Task description => Below are the records; count how many of their lines hold the string "Percolator" and give the number alone.

· · · · · · ·

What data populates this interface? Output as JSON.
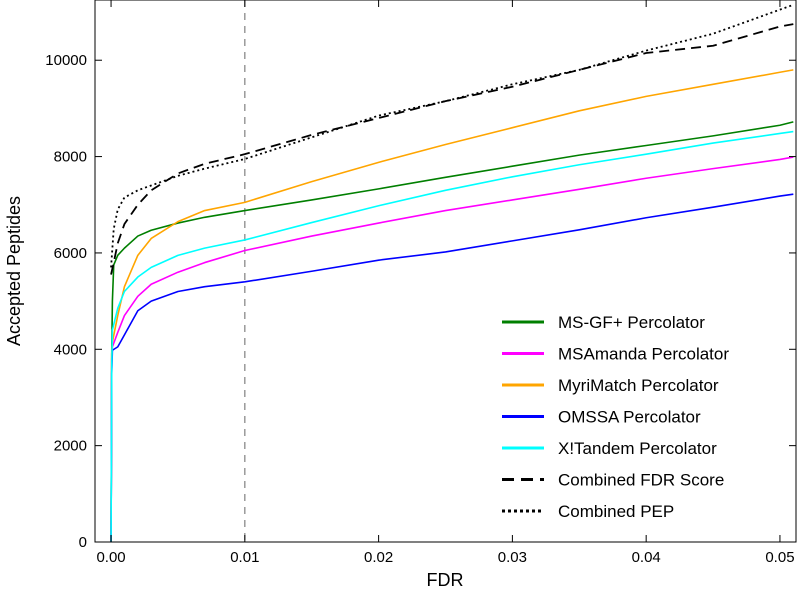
{
  "chart_data": {
    "type": "line",
    "title": "",
    "xlabel": "FDR",
    "ylabel": "Accepted Peptides",
    "xlim": [
      -0.0012,
      0.0512
    ],
    "ylim": [
      0,
      11250
    ],
    "x_ticks": [
      0.0,
      0.01,
      0.02,
      0.03,
      0.04,
      0.05
    ],
    "x_tick_labels": [
      "0.00",
      "0.01",
      "0.02",
      "0.03",
      "0.04",
      "0.05"
    ],
    "y_ticks": [
      0,
      2000,
      4000,
      6000,
      8000,
      10000
    ],
    "y_tick_labels": [
      "0",
      "2000",
      "4000",
      "6000",
      "8000",
      "10000"
    ],
    "grid": false,
    "legend_position": "lower-right",
    "reference_line": {
      "x": 0.01,
      "style": "dashed",
      "color": "#808080"
    },
    "series": [
      {
        "name": "MS-GF+ Percolator",
        "color": "#007f00",
        "style": "solid",
        "points": [
          [
            0.0,
            0
          ],
          [
            5e-05,
            3900
          ],
          [
            0.0001,
            5000
          ],
          [
            0.0002,
            5750
          ],
          [
            0.0005,
            5950
          ],
          [
            0.001,
            6100
          ],
          [
            0.002,
            6350
          ],
          [
            0.003,
            6470
          ],
          [
            0.005,
            6620
          ],
          [
            0.007,
            6740
          ],
          [
            0.01,
            6880
          ],
          [
            0.015,
            7100
          ],
          [
            0.02,
            7330
          ],
          [
            0.025,
            7570
          ],
          [
            0.03,
            7800
          ],
          [
            0.035,
            8030
          ],
          [
            0.04,
            8230
          ],
          [
            0.045,
            8430
          ],
          [
            0.05,
            8650
          ],
          [
            0.051,
            8720
          ]
        ]
      },
      {
        "name": "MSAmanda Percolator",
        "color": "#ff00ff",
        "style": "solid",
        "points": [
          [
            0.0,
            0
          ],
          [
            5e-05,
            3800
          ],
          [
            0.0001,
            4050
          ],
          [
            0.0005,
            4350
          ],
          [
            0.001,
            4700
          ],
          [
            0.002,
            5100
          ],
          [
            0.003,
            5350
          ],
          [
            0.005,
            5600
          ],
          [
            0.007,
            5800
          ],
          [
            0.01,
            6050
          ],
          [
            0.015,
            6350
          ],
          [
            0.02,
            6620
          ],
          [
            0.025,
            6880
          ],
          [
            0.03,
            7100
          ],
          [
            0.035,
            7320
          ],
          [
            0.04,
            7550
          ],
          [
            0.045,
            7750
          ],
          [
            0.05,
            7940
          ],
          [
            0.051,
            7990
          ]
        ]
      },
      {
        "name": "MyriMatch Percolator",
        "color": "#ffa500",
        "style": "solid",
        "points": [
          [
            0.0,
            0
          ],
          [
            5e-05,
            3900
          ],
          [
            0.0001,
            4150
          ],
          [
            0.0005,
            4700
          ],
          [
            0.001,
            5300
          ],
          [
            0.002,
            5950
          ],
          [
            0.003,
            6300
          ],
          [
            0.005,
            6650
          ],
          [
            0.007,
            6880
          ],
          [
            0.01,
            7050
          ],
          [
            0.015,
            7480
          ],
          [
            0.02,
            7880
          ],
          [
            0.025,
            8250
          ],
          [
            0.03,
            8600
          ],
          [
            0.035,
            8950
          ],
          [
            0.04,
            9250
          ],
          [
            0.045,
            9500
          ],
          [
            0.05,
            9750
          ],
          [
            0.051,
            9800
          ]
        ]
      },
      {
        "name": "OMSSA Percolator",
        "color": "#0000ff",
        "style": "solid",
        "points": [
          [
            0.0,
            0
          ],
          [
            5e-05,
            3500
          ],
          [
            0.0001,
            3980
          ],
          [
            0.0005,
            4050
          ],
          [
            0.001,
            4300
          ],
          [
            0.002,
            4800
          ],
          [
            0.003,
            5000
          ],
          [
            0.005,
            5200
          ],
          [
            0.007,
            5300
          ],
          [
            0.01,
            5400
          ],
          [
            0.015,
            5620
          ],
          [
            0.02,
            5850
          ],
          [
            0.025,
            6020
          ],
          [
            0.03,
            6250
          ],
          [
            0.035,
            6480
          ],
          [
            0.04,
            6730
          ],
          [
            0.045,
            6950
          ],
          [
            0.05,
            7180
          ],
          [
            0.051,
            7220
          ]
        ]
      },
      {
        "name": "X!Tandem Percolator",
        "color": "#00ffff",
        "style": "solid",
        "points": [
          [
            0.0,
            0
          ],
          [
            5e-05,
            3600
          ],
          [
            0.0001,
            4400
          ],
          [
            0.0005,
            4850
          ],
          [
            0.001,
            5200
          ],
          [
            0.002,
            5500
          ],
          [
            0.003,
            5700
          ],
          [
            0.005,
            5950
          ],
          [
            0.007,
            6100
          ],
          [
            0.01,
            6270
          ],
          [
            0.015,
            6630
          ],
          [
            0.02,
            6980
          ],
          [
            0.025,
            7300
          ],
          [
            0.03,
            7580
          ],
          [
            0.035,
            7830
          ],
          [
            0.04,
            8050
          ],
          [
            0.045,
            8280
          ],
          [
            0.05,
            8480
          ],
          [
            0.051,
            8520
          ]
        ]
      },
      {
        "name": "Combined FDR Score",
        "color": "#000000",
        "style": "dashed",
        "points": [
          [
            0.0,
            5550
          ],
          [
            0.0002,
            5800
          ],
          [
            0.0005,
            6200
          ],
          [
            0.001,
            6600
          ],
          [
            0.002,
            7000
          ],
          [
            0.003,
            7300
          ],
          [
            0.005,
            7650
          ],
          [
            0.007,
            7850
          ],
          [
            0.01,
            8050
          ],
          [
            0.015,
            8450
          ],
          [
            0.02,
            8800
          ],
          [
            0.025,
            9150
          ],
          [
            0.03,
            9450
          ],
          [
            0.035,
            9800
          ],
          [
            0.04,
            10150
          ],
          [
            0.045,
            10300
          ],
          [
            0.05,
            10700
          ],
          [
            0.051,
            10750
          ]
        ]
      },
      {
        "name": "Combined PEP",
        "color": "#000000",
        "style": "dotted",
        "points": [
          [
            0.0,
            5700
          ],
          [
            0.0002,
            6500
          ],
          [
            0.0005,
            6900
          ],
          [
            0.001,
            7150
          ],
          [
            0.002,
            7300
          ],
          [
            0.003,
            7400
          ],
          [
            0.005,
            7600
          ],
          [
            0.007,
            7750
          ],
          [
            0.01,
            7950
          ],
          [
            0.015,
            8400
          ],
          [
            0.02,
            8850
          ],
          [
            0.025,
            9150
          ],
          [
            0.03,
            9500
          ],
          [
            0.035,
            9800
          ],
          [
            0.04,
            10200
          ],
          [
            0.045,
            10550
          ],
          [
            0.05,
            11050
          ],
          [
            0.051,
            11150
          ]
        ]
      }
    ]
  }
}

· · · · · · ·

Exercise solution => 5